▶ [REQUIREMENTS] Rewrite the listing lines from the one containing "What elements are" through the one containing "grid-cell: [522, 312, 561, 351]", inclusive, changing "island-outline" to "coastline" and leaving everything else untouched. Return only those lines, without the pictures.

▶ [EXERCISE DATA]
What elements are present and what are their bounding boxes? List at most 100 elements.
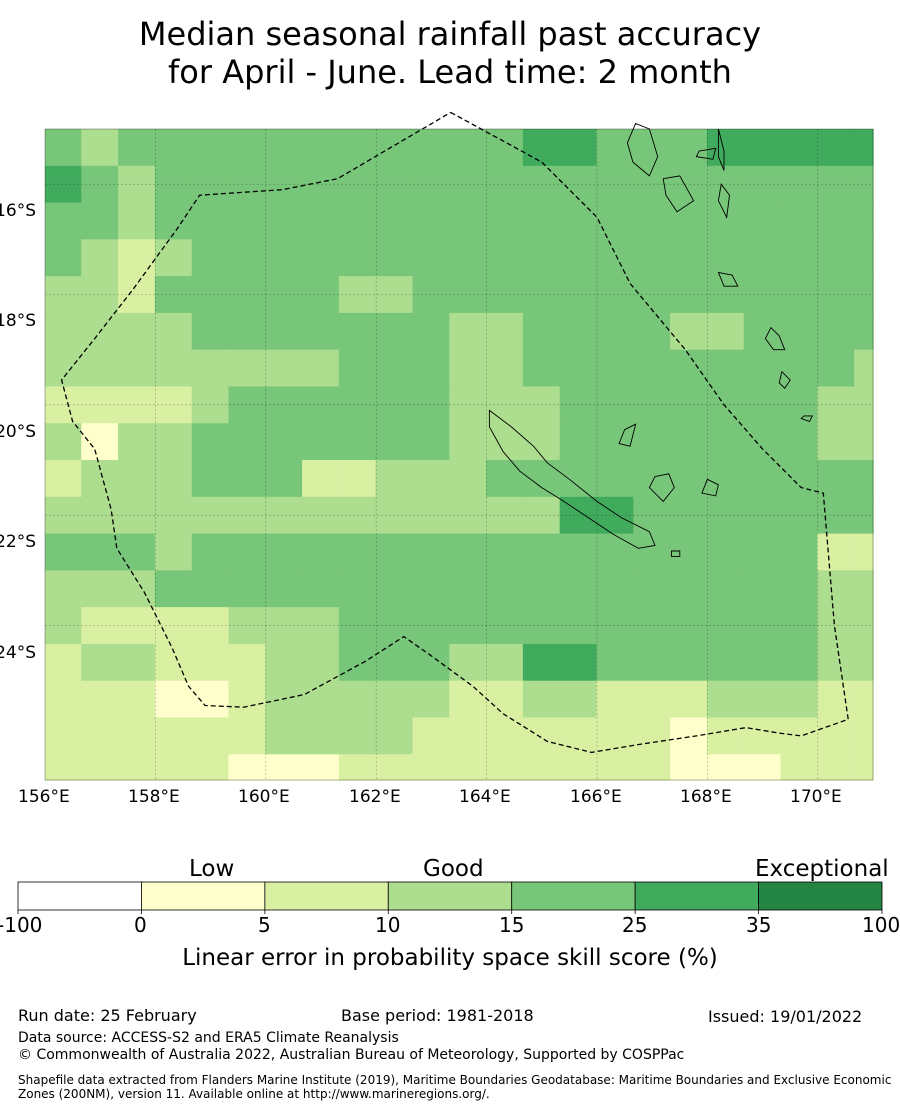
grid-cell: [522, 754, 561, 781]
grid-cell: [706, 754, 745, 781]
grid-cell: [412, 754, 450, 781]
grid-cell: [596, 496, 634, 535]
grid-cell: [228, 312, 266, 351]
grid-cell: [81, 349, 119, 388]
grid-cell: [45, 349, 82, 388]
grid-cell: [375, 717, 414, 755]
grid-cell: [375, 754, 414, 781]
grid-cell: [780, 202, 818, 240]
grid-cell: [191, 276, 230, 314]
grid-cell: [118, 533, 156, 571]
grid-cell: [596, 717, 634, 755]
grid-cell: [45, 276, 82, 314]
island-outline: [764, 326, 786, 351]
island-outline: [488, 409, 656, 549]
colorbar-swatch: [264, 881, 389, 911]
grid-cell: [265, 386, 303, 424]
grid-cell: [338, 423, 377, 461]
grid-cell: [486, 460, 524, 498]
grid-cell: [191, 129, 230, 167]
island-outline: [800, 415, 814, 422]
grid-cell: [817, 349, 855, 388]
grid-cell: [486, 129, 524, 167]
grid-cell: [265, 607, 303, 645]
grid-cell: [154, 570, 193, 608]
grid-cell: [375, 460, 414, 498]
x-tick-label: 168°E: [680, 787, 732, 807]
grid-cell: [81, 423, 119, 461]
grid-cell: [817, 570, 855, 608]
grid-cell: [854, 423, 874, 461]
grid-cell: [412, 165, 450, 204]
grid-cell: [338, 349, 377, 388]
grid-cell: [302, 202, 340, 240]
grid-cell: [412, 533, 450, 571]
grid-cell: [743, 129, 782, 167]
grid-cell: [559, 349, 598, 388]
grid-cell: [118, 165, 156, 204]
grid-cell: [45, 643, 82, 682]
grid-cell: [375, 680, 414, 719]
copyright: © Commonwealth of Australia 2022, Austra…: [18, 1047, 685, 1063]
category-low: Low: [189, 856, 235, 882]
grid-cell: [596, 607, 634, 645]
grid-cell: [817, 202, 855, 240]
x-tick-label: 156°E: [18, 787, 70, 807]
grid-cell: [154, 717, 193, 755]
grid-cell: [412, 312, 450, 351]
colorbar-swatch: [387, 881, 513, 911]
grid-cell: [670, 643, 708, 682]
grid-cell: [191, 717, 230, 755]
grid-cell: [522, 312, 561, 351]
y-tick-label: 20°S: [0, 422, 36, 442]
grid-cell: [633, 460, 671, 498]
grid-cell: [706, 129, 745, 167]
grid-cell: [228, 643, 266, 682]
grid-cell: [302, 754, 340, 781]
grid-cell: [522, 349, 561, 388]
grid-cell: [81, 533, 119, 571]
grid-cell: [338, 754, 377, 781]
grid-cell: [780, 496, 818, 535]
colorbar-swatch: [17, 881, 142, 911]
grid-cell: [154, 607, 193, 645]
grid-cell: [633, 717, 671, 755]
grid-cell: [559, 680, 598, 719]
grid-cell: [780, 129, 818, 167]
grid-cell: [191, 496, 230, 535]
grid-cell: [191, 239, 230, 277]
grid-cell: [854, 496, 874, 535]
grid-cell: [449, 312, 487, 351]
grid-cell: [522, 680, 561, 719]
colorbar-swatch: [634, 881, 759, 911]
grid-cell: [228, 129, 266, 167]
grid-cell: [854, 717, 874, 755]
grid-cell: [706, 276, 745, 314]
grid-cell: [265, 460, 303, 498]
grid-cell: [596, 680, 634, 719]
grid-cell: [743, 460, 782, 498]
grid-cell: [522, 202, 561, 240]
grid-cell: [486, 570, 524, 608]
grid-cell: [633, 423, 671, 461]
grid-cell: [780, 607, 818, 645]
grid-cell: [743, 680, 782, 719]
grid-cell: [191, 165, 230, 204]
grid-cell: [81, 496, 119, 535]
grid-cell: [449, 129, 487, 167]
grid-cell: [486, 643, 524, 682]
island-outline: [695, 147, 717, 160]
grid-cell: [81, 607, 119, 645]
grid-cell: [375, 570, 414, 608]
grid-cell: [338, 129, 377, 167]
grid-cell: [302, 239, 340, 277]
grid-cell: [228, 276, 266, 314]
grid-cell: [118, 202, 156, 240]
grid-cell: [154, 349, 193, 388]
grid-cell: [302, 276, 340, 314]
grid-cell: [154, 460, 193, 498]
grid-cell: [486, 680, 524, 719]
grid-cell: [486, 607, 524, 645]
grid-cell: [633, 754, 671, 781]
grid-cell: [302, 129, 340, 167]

--

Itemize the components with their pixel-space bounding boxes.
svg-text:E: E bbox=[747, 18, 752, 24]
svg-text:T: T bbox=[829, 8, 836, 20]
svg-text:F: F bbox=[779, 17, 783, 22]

▶ [COMPLETE OUTPUT]
What elements are present and what are their bounding boxes? List at most 100 elements.
grid-cell: [522, 754, 561, 781]
grid-cell: [706, 754, 745, 781]
grid-cell: [412, 754, 450, 781]
grid-cell: [596, 496, 634, 535]
grid-cell: [228, 312, 266, 351]
grid-cell: [81, 349, 119, 388]
grid-cell: [45, 349, 82, 388]
grid-cell: [375, 717, 414, 755]
grid-cell: [375, 754, 414, 781]
grid-cell: [780, 202, 818, 240]
grid-cell: [191, 276, 230, 314]
grid-cell: [118, 533, 156, 571]
grid-cell: [596, 717, 634, 755]
grid-cell: [45, 276, 82, 314]
coastline: [764, 326, 786, 351]
coastline: [488, 409, 656, 549]
colorbar-swatch: [264, 881, 389, 911]
grid-cell: [265, 386, 303, 424]
grid-cell: [338, 423, 377, 461]
grid-cell: [486, 460, 524, 498]
grid-cell: [191, 129, 230, 167]
coastline: [800, 415, 814, 422]
grid-cell: [817, 349, 855, 388]
grid-cell: [486, 129, 524, 167]
grid-cell: [265, 607, 303, 645]
grid-cell: [154, 570, 193, 608]
grid-cell: [375, 460, 414, 498]
x-tick-label: 168°E: [680, 787, 732, 807]
grid-cell: [81, 423, 119, 461]
grid-cell: [817, 570, 855, 608]
grid-cell: [854, 423, 874, 461]
grid-cell: [412, 165, 450, 204]
grid-cell: [338, 349, 377, 388]
grid-cell: [302, 202, 340, 240]
grid-cell: [412, 533, 450, 571]
grid-cell: [743, 129, 782, 167]
grid-cell: [559, 349, 598, 388]
grid-cell: [118, 165, 156, 204]
grid-cell: [45, 643, 82, 682]
grid-cell: [375, 680, 414, 719]
copyright: © Commonwealth of Australia 2022, Austra…: [18, 1047, 685, 1063]
category-low: Low: [189, 856, 235, 882]
grid-cell: [596, 607, 634, 645]
grid-cell: [817, 202, 855, 240]
x-tick-label: 156°E: [18, 787, 70, 807]
grid-cell: [154, 717, 193, 755]
grid-cell: [412, 312, 450, 351]
colorbar-swatch: [387, 881, 513, 911]
grid-cell: [670, 643, 708, 682]
grid-cell: [191, 717, 230, 755]
grid-cell: [522, 312, 561, 351]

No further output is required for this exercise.